▶ Challenge
Give only the number of lines in the data that include the string "this".
:: Record extracts
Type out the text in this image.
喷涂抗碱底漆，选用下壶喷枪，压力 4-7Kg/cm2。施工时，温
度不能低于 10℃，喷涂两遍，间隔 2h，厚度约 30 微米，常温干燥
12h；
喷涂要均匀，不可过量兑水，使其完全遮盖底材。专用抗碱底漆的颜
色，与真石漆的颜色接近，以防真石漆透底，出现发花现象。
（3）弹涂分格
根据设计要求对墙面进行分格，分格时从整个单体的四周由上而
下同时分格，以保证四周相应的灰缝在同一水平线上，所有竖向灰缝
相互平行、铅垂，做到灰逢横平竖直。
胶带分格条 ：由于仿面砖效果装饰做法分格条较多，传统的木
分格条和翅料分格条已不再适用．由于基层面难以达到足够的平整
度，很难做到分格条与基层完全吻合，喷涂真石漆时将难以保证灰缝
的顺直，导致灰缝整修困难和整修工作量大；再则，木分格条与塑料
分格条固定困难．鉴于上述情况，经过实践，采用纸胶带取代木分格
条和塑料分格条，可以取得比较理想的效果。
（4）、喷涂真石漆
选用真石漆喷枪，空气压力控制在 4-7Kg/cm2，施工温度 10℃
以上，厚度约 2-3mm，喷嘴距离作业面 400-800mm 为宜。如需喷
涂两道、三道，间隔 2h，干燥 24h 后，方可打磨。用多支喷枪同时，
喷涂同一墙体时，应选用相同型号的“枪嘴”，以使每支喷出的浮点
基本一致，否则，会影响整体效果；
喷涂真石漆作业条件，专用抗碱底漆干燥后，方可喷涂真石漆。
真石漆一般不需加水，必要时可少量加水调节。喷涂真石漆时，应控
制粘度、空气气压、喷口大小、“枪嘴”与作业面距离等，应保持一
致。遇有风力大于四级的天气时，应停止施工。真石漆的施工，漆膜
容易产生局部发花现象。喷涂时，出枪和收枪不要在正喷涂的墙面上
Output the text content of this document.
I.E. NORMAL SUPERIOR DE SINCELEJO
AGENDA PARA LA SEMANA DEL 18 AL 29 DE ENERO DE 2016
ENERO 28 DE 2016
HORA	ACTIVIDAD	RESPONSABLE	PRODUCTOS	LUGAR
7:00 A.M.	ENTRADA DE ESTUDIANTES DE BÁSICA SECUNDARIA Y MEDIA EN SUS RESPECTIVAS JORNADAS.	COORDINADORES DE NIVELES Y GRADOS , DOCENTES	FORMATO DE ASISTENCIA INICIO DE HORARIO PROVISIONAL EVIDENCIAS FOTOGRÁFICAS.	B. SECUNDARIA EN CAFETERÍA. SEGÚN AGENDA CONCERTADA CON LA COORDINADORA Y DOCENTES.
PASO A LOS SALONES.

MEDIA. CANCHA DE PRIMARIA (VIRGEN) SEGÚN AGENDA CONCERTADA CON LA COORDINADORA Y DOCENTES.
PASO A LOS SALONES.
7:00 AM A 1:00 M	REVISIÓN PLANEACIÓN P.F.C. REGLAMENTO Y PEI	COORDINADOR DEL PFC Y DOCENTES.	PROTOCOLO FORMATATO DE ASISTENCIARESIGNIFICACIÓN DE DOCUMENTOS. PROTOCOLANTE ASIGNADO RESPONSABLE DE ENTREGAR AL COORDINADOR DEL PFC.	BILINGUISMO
::::
▶ Full solution
2